◆ TASK
What follows is a set of entries. Repeat them exactly, but not their pictures.

◆ INPUT
##########

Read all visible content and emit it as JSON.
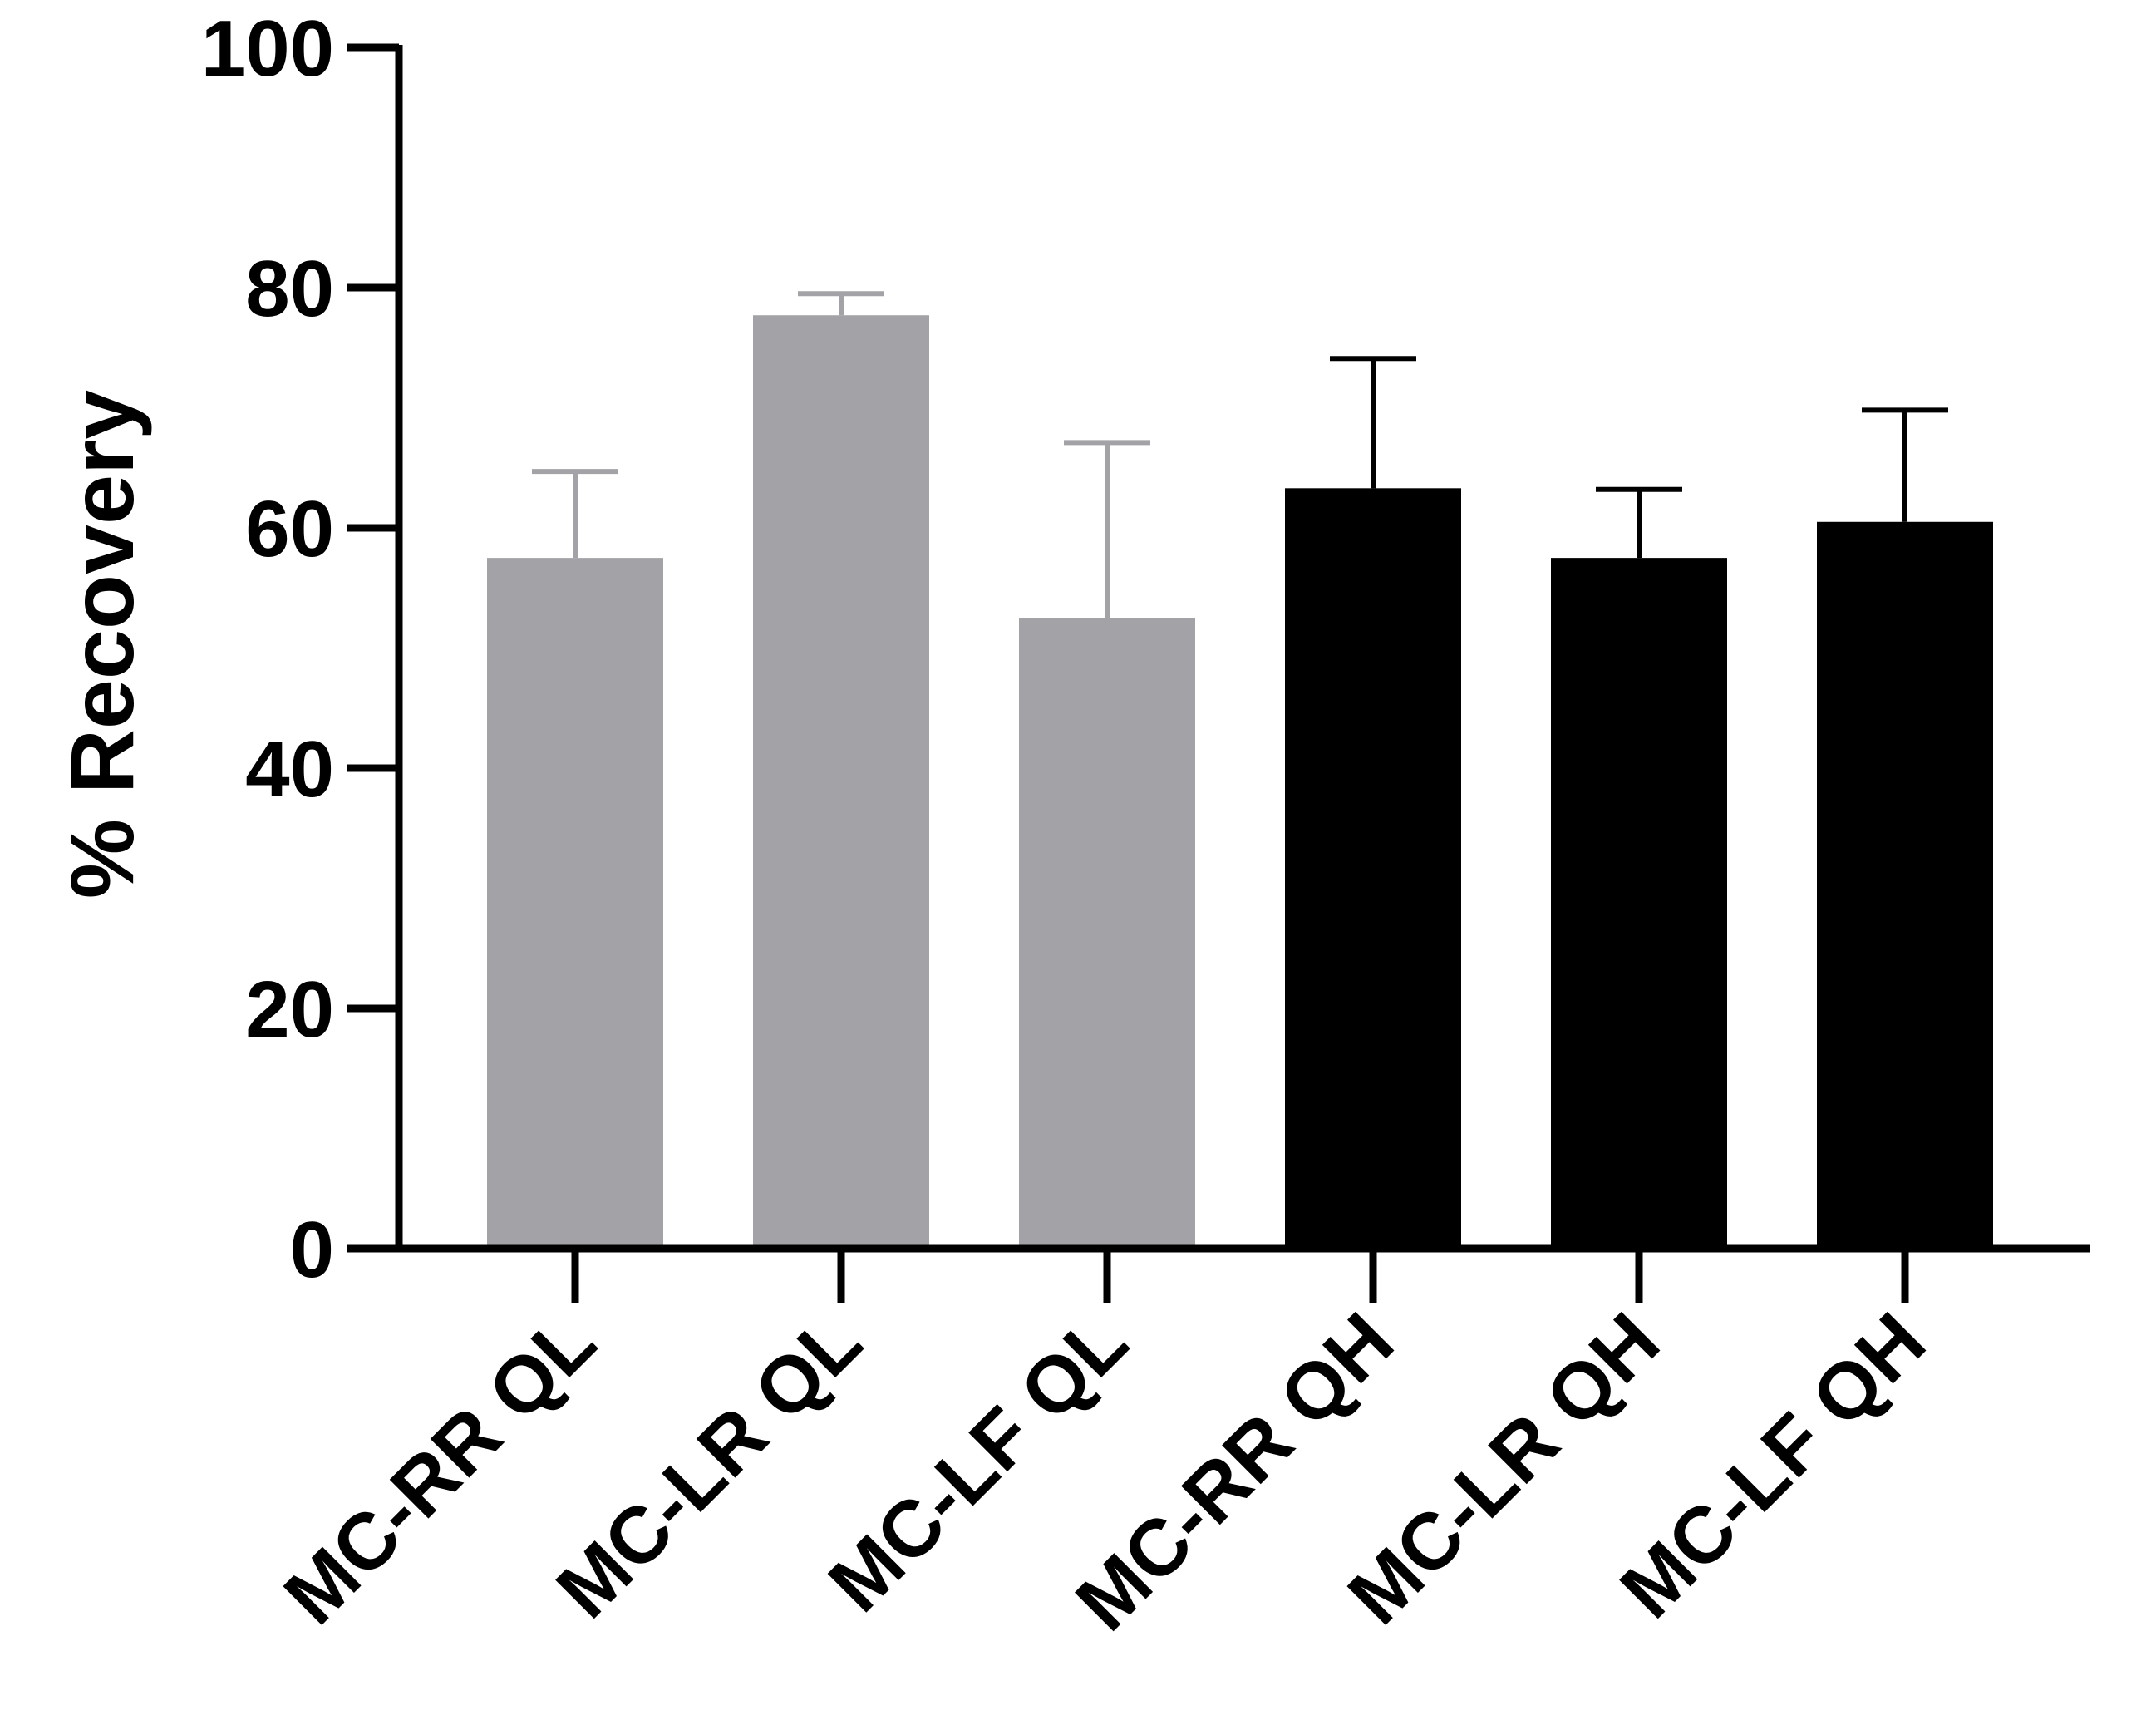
{
  "chart_data": {
    "type": "bar",
    "title": "",
    "xlabel": "",
    "ylabel": "%  Recovery",
    "ylim": [
      0,
      100
    ],
    "yticks": [
      0,
      20,
      40,
      60,
      80,
      100
    ],
    "grid": false,
    "legend": "none",
    "categories": [
      "MC-RR QL",
      "MC-LR QL",
      "MC-LF QL",
      "MC-RR QH",
      "MC-LR QH",
      "MC-LF QH"
    ],
    "values": [
      57.5,
      77.7,
      52.5,
      63.3,
      57.5,
      60.5
    ],
    "errors": [
      7.2,
      1.8,
      14.6,
      10.8,
      5.7,
      9.3
    ],
    "colors": [
      "#a3a2a6",
      "#a3a2a6",
      "#a3a2a6",
      "#000000",
      "#000000",
      "#000000"
    ]
  }
}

##########

◆ RESPONSE
Read all visible content and emit it as JSON.
{
  "chart_data": {
    "type": "bar",
    "title": "",
    "xlabel": "",
    "ylabel": "%  Recovery",
    "ylim": [
      0,
      100
    ],
    "yticks": [
      0,
      20,
      40,
      60,
      80,
      100
    ],
    "grid": false,
    "legend": "none",
    "categories": [
      "MC-RR QL",
      "MC-LR QL",
      "MC-LF QL",
      "MC-RR QH",
      "MC-LR QH",
      "MC-LF QH"
    ],
    "values": [
      57.5,
      77.7,
      52.5,
      63.3,
      57.5,
      60.5
    ],
    "errors": [
      7.2,
      1.8,
      14.6,
      10.8,
      5.7,
      9.3
    ],
    "colors": [
      "#a3a2a6",
      "#a3a2a6",
      "#a3a2a6",
      "#000000",
      "#000000",
      "#000000"
    ]
  }
}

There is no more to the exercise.